Set down every record once more, exactly as given.

[Extracted records]
• • • •

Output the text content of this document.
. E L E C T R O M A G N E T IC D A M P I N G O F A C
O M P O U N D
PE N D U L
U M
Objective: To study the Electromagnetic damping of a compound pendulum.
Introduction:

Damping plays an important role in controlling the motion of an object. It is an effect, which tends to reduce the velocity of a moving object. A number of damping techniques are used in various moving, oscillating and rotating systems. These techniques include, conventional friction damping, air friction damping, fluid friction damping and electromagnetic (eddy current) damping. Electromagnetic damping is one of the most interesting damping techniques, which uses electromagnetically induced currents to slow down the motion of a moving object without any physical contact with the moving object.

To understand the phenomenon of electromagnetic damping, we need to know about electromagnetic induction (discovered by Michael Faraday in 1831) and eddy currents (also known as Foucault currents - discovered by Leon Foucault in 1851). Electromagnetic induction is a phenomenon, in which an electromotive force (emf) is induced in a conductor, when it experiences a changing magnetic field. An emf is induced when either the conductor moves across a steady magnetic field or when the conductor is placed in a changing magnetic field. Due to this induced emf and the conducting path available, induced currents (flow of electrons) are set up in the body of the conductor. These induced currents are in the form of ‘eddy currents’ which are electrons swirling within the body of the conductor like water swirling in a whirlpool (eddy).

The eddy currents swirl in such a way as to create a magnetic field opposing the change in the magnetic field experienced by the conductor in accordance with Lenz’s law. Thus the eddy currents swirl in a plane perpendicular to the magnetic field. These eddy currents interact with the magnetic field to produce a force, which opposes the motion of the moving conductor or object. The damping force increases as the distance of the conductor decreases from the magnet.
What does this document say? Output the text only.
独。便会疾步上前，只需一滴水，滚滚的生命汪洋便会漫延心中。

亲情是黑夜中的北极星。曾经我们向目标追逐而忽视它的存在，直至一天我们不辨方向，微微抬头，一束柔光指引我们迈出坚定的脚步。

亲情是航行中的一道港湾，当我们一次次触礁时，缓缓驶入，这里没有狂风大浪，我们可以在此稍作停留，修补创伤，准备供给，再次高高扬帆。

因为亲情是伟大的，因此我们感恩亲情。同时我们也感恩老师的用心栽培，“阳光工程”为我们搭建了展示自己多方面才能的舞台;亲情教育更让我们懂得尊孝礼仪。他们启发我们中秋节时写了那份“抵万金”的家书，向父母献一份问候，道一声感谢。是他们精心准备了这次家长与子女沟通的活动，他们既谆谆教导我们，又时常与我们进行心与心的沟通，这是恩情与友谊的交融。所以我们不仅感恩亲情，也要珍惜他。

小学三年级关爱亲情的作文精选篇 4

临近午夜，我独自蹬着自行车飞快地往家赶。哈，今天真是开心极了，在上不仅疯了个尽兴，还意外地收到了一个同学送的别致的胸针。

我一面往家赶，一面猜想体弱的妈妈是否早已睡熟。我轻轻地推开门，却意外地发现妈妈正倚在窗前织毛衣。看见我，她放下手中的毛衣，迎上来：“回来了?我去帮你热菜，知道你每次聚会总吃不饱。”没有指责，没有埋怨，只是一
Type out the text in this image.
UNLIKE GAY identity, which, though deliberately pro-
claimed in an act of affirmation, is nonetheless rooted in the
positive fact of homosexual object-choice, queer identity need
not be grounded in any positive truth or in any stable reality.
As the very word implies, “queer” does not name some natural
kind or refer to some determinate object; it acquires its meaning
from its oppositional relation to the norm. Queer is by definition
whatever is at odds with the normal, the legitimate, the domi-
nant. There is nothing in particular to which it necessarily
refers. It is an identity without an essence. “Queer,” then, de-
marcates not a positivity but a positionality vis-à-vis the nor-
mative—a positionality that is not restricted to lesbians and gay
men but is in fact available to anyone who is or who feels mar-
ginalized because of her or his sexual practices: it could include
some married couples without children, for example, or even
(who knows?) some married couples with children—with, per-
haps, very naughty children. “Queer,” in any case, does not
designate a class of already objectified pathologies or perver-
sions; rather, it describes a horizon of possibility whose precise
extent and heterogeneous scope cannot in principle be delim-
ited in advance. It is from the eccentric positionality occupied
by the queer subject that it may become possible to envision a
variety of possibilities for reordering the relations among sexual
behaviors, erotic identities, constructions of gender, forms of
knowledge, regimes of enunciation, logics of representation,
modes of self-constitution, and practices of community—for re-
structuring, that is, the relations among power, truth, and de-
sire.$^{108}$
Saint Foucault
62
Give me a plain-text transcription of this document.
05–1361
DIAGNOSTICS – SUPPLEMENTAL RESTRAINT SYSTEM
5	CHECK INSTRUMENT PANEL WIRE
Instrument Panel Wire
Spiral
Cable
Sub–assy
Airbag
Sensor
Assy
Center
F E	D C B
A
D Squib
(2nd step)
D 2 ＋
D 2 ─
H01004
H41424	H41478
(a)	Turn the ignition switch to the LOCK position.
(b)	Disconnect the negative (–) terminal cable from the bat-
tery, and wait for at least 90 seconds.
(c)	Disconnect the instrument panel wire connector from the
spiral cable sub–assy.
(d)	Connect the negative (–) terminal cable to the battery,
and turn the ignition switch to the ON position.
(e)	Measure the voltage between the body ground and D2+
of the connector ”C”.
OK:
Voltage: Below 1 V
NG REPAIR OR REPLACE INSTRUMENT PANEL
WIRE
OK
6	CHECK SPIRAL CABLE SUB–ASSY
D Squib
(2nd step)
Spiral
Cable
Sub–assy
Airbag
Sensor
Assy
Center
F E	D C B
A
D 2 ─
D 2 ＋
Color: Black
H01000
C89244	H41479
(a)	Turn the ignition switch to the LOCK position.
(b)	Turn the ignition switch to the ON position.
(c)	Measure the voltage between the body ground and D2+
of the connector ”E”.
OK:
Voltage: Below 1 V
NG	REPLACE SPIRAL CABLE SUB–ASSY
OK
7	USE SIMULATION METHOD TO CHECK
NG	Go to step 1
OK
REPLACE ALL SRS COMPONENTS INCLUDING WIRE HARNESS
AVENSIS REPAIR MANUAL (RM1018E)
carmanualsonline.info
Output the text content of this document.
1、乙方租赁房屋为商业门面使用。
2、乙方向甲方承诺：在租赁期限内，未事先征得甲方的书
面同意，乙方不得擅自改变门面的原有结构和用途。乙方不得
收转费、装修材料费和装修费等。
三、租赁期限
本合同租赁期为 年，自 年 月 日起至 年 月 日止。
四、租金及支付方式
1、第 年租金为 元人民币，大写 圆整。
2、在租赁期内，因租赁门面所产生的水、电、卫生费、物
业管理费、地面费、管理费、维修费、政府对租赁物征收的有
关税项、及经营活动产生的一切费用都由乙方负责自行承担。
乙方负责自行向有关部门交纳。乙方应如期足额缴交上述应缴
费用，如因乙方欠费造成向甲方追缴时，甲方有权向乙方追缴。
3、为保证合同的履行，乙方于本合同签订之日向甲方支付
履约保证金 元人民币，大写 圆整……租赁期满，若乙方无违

• • • •

ANSWER TO THE PROBLEM
Output the text content of this document.
. E L E C T R O M A G N E T IC D A M P I N G O F A C
O M P O U N D
PE N D U L
U M
Objective: To study the Electromagnetic damping of a compound pendulum.
Introduction:

Damping plays an important role in controlling the motion of an object. It is an effect, which tends to reduce the velocity of a moving object. A number of damping techniques are used in various moving, oscillating and rotating systems. These techniques include, conventional friction damping, air friction damping, fluid friction damping and electromagnetic (eddy current) damping. Electromagnetic damping is one of the most interesting damping techniques, which uses electromagnetically induced currents to slow down the motion of a moving object without any physical contact with the moving object.

To understand the phenomenon of electromagnetic damping, we need to know about electromagnetic induction (discovered by Michael Faraday in 1831) and eddy currents (also known as Foucault currents - discovered by Leon Foucault in 1851). Electromagnetic induction is a phenomenon, in which an electromotive force (emf) is induced in a conductor, when it experiences a changing magnetic field. An emf is induced when either the conductor moves across a steady magnetic field or when the conductor is placed in a changing magnetic field. Due to this induced emf and the conducting path available, induced currents (flow of electrons) are set up in the body of the conductor. These induced currents are in the form of ‘eddy currents’ which are electrons swirling within the body of the conductor like water swirling in a whirlpool (eddy).

The eddy currents swirl in such a way as to create a magnetic field opposing the change in the magnetic field experienced by the conductor in accordance with Lenz’s law. Thus the eddy currents swirl in a plane perpendicular to the magnetic field. These eddy currents interact with the magnetic field to produce a force, which opposes the motion of the moving conductor or object. The damping force increases as the distance of the conductor decreases from the magnet.
What does this document say? Output the text only.
独。便会疾步上前，只需一滴水，滚滚的生命汪洋便会漫延心中。

亲情是黑夜中的北极星。曾经我们向目标追逐而忽视它的存在，直至一天我们不辨方向，微微抬头，一束柔光指引我们迈出坚定的脚步。

亲情是航行中的一道港湾，当我们一次次触礁时，缓缓驶入，这里没有狂风大浪，我们可以在此稍作停留，修补创伤，准备供给，再次高高扬帆。

因为亲情是伟大的，因此我们感恩亲情。同时我们也感恩老师的用心栽培，“阳光工程”为我们搭建了展示自己多方面才能的舞台;亲情教育更让我们懂得尊孝礼仪。他们启发我们中秋节时写了那份“抵万金”的家书，向父母献一份问候，道一声感谢。是他们精心准备了这次家长与子女沟通的活动，他们既谆谆教导我们，又时常与我们进行心与心的沟通，这是恩情与友谊的交融。所以我们不仅感恩亲情，也要珍惜他。

小学三年级关爱亲情的作文精选篇 4

临近午夜，我独自蹬着自行车飞快地往家赶。哈，今天真是开心极了，在上不仅疯了个尽兴，还意外地收到了一个同学送的别致的胸针。

我一面往家赶，一面猜想体弱的妈妈是否早已睡熟。我轻轻地推开门，却意外地发现妈妈正倚在窗前织毛衣。看见我，她放下手中的毛衣，迎上来：“回来了?我去帮你热菜，知道你每次聚会总吃不饱。”没有指责，没有埋怨，只是一
Type out the text in this image.
UNLIKE GAY identity, which, though deliberately pro-
claimed in an act of affirmation, is nonetheless rooted in the
positive fact of homosexual object-choice, queer identity need
not be grounded in any positive truth or in any stable reality.
As the very word implies, “queer” does not name some natural
kind or refer to some determinate object; it acquires its meaning
from its oppositional relation to the norm. Queer is by definition
whatever is at odds with the normal, the legitimate, the domi-
nant. There is nothing in particular to which it necessarily
refers. It is an identity without an essence. “Queer,” then, de-
marcates not a positivity but a positionality vis-à-vis the nor-
mative—a positionality that is not restricted to lesbians and gay
men but is in fact available to anyone who is or who feels mar-
ginalized because of her or his sexual practices: it could include
some married couples without children, for example, or even
(who knows?) some married couples with children—with, per-
haps, very naughty children. “Queer,” in any case, does not
designate a class of already objectified pathologies or perver-
sions; rather, it describes a horizon of possibility whose precise
extent and heterogeneous scope cannot in principle be delim-
ited in advance. It is from the eccentric positionality occupied
by the queer subject that it may become possible to envision a
variety of possibilities for reordering the relations among sexual
behaviors, erotic identities, constructions of gender, forms of
knowledge, regimes of enunciation, logics of representation,
modes of self-constitution, and practices of community—for re-
structuring, that is, the relations among power, truth, and de-
sire.$^{108}$
Saint Foucault
62
Give me a plain-text transcription of this document.
05–1361
DIAGNOSTICS – SUPPLEMENTAL RESTRAINT SYSTEM
5	CHECK INSTRUMENT PANEL WIRE
Instrument Panel Wire
Spiral
Cable
Sub–assy
Airbag
Sensor
Assy
Center
F E	D C B
A
D Squib
(2nd step)
D 2 ＋
D 2 ─
H01004
H41424	H41478
(a)	Turn the ignition switch to the LOCK position.
(b)	Disconnect the negative (–) terminal cable from the bat-
tery, and wait for at least 90 seconds.
(c)	Disconnect the instrument panel wire connector from the
spiral cable sub–assy.
(d)	Connect the negative (–) terminal cable to the battery,
and turn the ignition switch to the ON position.
(e)	Measure the voltage between the body ground and D2+
of the connector ”C”.
OK:
Voltage: Below 1 V
NG REPAIR OR REPLACE INSTRUMENT PANEL
WIRE
OK
6	CHECK SPIRAL CABLE SUB–ASSY
D Squib
(2nd step)
Spiral
Cable
Sub–assy
Airbag
Sensor
Assy
Center
F E	D C B
A
D 2 ─
D 2 ＋
Color: Black
H01000
C89244	H41479
(a)	Turn the ignition switch to the LOCK position.
(b)	Turn the ignition switch to the ON position.
(c)	Measure the voltage between the body ground and D2+
of the connector ”E”.
OK:
Voltage: Below 1 V
NG	REPLACE SPIRAL CABLE SUB–ASSY
OK
7	USE SIMULATION METHOD TO CHECK
NG	Go to step 1
OK
REPLACE ALL SRS COMPONENTS INCLUDING WIRE HARNESS
AVENSIS REPAIR MANUAL (RM1018E)
carmanualsonline.info
Output the text content of this document.
1、乙方租赁房屋为商业门面使用。
2、乙方向甲方承诺：在租赁期限内，未事先征得甲方的书
面同意，乙方不得擅自改变门面的原有结构和用途。乙方不得
收转费、装修材料费和装修费等。
三、租赁期限
本合同租赁期为 年，自 年 月 日起至 年 月 日止。
四、租金及支付方式
1、第 年租金为 元人民币，大写 圆整。
2、在租赁期内，因租赁门面所产生的水、电、卫生费、物
业管理费、地面费、管理费、维修费、政府对租赁物征收的有
关税项、及经营活动产生的一切费用都由乙方负责自行承担。
乙方负责自行向有关部门交纳。乙方应如期足额缴交上述应缴
费用，如因乙方欠费造成向甲方追缴时，甲方有权向乙方追缴。
3、为保证合同的履行，乙方于本合同签订之日向甲方支付
履约保证金 元人民币，大写 圆整……租赁期满，若乙方无违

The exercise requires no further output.